[Start DATA FOR THIS TASK]

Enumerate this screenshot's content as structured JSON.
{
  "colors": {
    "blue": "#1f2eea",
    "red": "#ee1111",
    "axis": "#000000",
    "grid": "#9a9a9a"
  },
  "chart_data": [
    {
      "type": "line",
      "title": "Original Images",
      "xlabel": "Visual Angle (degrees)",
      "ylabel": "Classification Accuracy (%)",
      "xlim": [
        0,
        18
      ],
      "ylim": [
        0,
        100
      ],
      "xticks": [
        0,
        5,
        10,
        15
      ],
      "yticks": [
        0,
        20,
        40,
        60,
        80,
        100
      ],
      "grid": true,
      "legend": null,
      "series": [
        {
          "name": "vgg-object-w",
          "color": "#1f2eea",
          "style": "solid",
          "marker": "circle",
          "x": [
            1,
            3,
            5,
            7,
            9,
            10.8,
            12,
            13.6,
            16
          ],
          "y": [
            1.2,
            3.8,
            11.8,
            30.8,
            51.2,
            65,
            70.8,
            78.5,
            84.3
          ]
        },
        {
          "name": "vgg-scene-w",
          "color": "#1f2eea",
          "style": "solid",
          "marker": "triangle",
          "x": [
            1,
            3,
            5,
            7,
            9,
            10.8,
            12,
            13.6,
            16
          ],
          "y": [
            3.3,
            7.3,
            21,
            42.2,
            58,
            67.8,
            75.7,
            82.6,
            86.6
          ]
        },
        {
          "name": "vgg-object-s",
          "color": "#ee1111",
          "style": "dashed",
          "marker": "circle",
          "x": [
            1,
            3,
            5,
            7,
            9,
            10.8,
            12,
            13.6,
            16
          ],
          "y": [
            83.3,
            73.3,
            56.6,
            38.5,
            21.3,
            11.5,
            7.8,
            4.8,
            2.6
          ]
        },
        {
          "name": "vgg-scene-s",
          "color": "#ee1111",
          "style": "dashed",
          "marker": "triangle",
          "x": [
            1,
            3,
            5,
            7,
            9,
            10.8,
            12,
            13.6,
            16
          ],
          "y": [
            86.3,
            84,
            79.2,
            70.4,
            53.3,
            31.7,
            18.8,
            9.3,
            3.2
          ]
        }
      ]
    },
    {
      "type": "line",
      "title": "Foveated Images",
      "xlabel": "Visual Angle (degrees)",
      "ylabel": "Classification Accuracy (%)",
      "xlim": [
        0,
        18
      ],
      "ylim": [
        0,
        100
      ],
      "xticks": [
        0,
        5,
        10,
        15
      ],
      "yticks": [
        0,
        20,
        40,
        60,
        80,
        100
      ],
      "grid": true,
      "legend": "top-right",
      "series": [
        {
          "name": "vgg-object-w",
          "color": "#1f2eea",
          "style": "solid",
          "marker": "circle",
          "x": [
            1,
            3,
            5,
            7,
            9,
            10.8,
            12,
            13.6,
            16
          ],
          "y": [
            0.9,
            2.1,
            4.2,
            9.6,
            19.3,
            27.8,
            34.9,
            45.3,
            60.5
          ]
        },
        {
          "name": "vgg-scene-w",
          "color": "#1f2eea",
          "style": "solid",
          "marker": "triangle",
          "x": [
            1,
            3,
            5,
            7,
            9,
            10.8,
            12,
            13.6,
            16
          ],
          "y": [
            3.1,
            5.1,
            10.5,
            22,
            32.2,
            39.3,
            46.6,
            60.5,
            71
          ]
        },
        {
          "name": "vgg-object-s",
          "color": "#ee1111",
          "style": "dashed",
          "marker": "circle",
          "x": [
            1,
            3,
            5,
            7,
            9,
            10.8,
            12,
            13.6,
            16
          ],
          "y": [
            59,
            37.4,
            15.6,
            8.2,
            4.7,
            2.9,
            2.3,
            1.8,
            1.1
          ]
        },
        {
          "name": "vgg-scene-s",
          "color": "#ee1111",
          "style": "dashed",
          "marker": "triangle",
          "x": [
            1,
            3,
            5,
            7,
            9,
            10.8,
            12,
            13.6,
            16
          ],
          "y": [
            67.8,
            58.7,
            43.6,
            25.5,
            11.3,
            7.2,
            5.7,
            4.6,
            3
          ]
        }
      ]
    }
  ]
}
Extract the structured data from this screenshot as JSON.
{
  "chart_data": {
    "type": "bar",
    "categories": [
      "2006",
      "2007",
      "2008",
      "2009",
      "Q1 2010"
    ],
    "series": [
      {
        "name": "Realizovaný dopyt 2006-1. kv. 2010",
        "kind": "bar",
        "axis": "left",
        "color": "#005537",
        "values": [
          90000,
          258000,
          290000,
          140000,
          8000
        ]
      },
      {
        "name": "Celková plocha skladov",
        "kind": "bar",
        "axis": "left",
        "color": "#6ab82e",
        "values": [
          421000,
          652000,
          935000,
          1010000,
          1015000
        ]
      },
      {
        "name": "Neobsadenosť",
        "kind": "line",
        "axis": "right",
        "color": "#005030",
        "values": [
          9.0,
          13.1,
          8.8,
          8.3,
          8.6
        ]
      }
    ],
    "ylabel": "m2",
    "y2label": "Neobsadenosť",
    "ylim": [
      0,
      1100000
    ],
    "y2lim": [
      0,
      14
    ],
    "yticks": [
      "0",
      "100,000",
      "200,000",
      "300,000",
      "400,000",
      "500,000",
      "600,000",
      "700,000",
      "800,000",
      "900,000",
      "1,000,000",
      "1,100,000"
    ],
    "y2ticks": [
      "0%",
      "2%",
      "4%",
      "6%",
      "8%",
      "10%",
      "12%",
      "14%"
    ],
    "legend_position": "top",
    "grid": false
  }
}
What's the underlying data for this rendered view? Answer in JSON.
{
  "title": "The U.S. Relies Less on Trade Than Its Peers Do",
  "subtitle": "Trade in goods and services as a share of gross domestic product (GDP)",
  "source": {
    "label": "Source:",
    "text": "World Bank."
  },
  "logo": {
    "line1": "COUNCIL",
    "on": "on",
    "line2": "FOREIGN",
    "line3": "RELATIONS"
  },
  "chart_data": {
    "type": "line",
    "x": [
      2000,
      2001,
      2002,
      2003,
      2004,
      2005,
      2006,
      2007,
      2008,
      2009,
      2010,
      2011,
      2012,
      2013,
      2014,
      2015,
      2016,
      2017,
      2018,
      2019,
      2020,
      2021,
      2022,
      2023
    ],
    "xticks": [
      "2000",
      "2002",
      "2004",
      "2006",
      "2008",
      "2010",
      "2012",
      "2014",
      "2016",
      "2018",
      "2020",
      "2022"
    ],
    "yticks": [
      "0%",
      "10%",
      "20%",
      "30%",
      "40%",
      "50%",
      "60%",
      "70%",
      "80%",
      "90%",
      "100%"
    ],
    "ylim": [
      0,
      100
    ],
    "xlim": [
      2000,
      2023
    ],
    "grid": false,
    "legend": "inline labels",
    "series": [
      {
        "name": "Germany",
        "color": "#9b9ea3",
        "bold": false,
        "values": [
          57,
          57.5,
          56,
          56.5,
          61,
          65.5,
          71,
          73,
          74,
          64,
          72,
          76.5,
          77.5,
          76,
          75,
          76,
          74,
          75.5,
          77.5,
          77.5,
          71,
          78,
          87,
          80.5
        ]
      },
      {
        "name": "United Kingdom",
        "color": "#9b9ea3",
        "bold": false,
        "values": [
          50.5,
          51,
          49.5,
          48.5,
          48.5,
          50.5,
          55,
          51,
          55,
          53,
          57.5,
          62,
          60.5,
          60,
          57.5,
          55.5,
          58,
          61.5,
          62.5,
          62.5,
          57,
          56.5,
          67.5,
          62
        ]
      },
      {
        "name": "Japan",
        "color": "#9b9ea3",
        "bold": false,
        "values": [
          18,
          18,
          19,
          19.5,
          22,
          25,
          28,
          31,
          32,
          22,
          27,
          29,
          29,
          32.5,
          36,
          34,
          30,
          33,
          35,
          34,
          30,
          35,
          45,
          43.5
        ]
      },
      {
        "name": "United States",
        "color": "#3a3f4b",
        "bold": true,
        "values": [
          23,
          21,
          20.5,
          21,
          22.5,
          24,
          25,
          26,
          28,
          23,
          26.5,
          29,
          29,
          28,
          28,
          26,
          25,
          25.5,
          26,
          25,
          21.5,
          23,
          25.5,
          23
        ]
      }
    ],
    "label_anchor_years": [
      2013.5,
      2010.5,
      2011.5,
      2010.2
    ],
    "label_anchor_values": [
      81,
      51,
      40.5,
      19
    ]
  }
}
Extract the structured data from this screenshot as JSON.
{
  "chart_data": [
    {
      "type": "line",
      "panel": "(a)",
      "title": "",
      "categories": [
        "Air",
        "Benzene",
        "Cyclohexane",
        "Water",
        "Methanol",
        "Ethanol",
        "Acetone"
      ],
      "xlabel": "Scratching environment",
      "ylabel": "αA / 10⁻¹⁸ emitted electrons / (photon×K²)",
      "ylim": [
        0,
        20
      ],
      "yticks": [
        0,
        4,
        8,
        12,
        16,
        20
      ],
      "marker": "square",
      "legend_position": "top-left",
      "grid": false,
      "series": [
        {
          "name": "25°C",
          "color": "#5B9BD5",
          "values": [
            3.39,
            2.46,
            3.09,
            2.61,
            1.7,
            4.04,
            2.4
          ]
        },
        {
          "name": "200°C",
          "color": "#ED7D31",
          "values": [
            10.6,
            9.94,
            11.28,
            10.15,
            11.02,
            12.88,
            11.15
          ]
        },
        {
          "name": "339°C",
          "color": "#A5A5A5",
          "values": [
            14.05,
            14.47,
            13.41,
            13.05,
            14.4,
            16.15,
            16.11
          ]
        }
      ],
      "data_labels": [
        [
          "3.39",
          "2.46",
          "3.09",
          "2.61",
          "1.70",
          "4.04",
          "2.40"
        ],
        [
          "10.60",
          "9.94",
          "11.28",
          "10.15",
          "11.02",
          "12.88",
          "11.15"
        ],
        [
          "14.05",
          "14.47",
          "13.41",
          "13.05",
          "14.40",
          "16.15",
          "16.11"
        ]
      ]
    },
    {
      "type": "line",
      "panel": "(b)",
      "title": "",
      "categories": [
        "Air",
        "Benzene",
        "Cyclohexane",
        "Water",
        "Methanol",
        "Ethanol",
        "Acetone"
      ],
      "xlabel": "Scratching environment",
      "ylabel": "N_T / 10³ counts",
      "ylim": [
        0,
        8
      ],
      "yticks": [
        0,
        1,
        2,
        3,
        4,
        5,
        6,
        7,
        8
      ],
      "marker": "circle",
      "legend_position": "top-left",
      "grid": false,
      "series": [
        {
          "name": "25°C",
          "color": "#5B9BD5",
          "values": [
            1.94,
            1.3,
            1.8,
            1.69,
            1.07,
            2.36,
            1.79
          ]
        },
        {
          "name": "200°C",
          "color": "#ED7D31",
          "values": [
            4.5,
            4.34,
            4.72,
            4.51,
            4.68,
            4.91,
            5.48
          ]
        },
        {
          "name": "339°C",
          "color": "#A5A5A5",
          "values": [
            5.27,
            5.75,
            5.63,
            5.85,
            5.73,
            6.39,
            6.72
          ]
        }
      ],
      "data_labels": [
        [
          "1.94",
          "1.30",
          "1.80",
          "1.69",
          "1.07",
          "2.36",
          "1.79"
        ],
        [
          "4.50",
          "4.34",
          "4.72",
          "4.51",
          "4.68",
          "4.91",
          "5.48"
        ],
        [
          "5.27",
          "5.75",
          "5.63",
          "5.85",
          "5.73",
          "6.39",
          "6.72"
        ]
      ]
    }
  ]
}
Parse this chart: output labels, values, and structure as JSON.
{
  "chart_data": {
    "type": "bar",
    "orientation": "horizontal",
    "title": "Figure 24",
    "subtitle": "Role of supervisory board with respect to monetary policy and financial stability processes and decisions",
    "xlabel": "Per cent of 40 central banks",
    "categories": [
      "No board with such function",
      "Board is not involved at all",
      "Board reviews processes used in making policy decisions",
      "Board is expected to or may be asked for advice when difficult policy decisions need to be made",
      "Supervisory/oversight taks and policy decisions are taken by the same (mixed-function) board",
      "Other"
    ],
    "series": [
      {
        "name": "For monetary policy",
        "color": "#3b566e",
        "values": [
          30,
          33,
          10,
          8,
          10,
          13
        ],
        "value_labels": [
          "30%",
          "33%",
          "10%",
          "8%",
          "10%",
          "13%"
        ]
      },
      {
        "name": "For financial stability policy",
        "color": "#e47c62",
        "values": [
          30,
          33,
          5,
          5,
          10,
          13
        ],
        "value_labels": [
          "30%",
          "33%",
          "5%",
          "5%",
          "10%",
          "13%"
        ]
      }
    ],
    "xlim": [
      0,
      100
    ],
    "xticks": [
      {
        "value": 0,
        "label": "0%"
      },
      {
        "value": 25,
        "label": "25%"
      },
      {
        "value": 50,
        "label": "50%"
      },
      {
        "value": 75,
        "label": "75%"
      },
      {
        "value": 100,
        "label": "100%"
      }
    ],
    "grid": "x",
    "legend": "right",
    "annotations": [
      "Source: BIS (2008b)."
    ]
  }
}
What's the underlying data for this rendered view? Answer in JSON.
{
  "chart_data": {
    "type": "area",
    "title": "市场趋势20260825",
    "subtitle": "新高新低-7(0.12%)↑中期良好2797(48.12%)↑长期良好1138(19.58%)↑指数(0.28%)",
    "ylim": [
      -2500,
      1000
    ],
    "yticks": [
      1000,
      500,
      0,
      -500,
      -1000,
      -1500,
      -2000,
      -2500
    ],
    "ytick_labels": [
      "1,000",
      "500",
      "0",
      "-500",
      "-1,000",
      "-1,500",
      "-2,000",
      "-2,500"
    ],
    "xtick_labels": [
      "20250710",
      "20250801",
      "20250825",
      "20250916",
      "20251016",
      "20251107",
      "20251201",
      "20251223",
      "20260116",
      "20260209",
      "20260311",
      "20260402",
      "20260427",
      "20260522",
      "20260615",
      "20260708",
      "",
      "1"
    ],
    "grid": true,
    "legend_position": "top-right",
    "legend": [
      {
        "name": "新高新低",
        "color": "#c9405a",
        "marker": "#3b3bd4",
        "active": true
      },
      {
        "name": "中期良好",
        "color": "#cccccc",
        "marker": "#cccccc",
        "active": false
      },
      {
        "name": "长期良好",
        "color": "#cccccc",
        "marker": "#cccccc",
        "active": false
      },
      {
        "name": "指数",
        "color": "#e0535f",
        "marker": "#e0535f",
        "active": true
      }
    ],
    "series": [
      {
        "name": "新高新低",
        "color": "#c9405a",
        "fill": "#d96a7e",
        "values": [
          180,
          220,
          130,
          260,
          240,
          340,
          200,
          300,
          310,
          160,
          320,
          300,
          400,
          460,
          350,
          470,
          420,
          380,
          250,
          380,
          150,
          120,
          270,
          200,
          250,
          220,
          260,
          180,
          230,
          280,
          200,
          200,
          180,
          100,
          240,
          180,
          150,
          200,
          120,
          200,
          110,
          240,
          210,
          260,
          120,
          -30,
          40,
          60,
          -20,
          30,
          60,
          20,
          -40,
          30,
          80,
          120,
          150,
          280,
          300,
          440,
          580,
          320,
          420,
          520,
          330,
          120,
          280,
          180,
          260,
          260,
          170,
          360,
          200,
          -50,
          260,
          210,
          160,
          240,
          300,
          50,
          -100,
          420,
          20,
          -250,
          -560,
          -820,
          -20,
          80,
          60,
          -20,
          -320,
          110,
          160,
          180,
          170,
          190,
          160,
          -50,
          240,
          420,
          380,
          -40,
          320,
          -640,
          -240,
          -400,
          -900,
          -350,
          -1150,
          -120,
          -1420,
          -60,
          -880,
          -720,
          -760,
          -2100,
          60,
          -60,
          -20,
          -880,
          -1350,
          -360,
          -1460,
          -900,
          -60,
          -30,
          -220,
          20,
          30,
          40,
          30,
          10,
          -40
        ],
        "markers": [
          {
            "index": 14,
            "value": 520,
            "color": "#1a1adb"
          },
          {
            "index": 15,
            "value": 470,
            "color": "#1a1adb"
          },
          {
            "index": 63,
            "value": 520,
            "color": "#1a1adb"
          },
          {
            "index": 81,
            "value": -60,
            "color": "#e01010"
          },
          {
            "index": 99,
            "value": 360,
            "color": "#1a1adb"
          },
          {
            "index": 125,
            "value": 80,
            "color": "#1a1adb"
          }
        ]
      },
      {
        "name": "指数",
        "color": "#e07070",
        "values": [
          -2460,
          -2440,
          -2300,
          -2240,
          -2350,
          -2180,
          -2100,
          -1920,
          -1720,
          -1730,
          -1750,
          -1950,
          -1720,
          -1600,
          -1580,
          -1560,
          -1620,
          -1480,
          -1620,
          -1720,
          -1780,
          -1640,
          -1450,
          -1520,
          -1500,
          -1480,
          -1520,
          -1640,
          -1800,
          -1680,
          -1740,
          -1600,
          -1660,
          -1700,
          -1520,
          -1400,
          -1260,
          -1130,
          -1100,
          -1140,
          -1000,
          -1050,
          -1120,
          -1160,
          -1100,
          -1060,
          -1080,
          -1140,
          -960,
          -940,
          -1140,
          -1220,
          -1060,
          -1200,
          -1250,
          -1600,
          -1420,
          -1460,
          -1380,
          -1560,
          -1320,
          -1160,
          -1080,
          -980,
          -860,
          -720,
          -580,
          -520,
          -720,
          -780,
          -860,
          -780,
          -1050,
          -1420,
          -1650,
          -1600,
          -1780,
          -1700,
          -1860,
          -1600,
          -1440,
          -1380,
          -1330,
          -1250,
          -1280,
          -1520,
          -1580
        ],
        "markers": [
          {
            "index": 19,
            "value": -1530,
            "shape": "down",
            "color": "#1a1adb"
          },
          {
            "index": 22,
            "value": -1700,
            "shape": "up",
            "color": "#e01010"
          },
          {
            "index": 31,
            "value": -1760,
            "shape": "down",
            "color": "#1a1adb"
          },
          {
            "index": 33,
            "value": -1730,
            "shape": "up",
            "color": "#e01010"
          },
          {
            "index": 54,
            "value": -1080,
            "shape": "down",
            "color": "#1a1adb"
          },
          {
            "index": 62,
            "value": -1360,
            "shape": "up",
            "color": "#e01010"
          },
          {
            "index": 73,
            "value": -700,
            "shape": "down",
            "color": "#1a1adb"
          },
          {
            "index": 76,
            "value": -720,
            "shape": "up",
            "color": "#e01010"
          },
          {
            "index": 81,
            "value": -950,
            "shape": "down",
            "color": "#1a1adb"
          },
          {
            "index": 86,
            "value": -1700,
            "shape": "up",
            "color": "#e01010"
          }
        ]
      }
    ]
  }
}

[End DATA FOR THIS TASK]

WHAT TO DO: Find the lines containing "processes" and list every one of them.

CORRECT RESULT:
    "subtitle": "Role of supervisory board with respect to monetary policy and financial stability processes and decisions",
      "Board reviews processes used in making policy decisions",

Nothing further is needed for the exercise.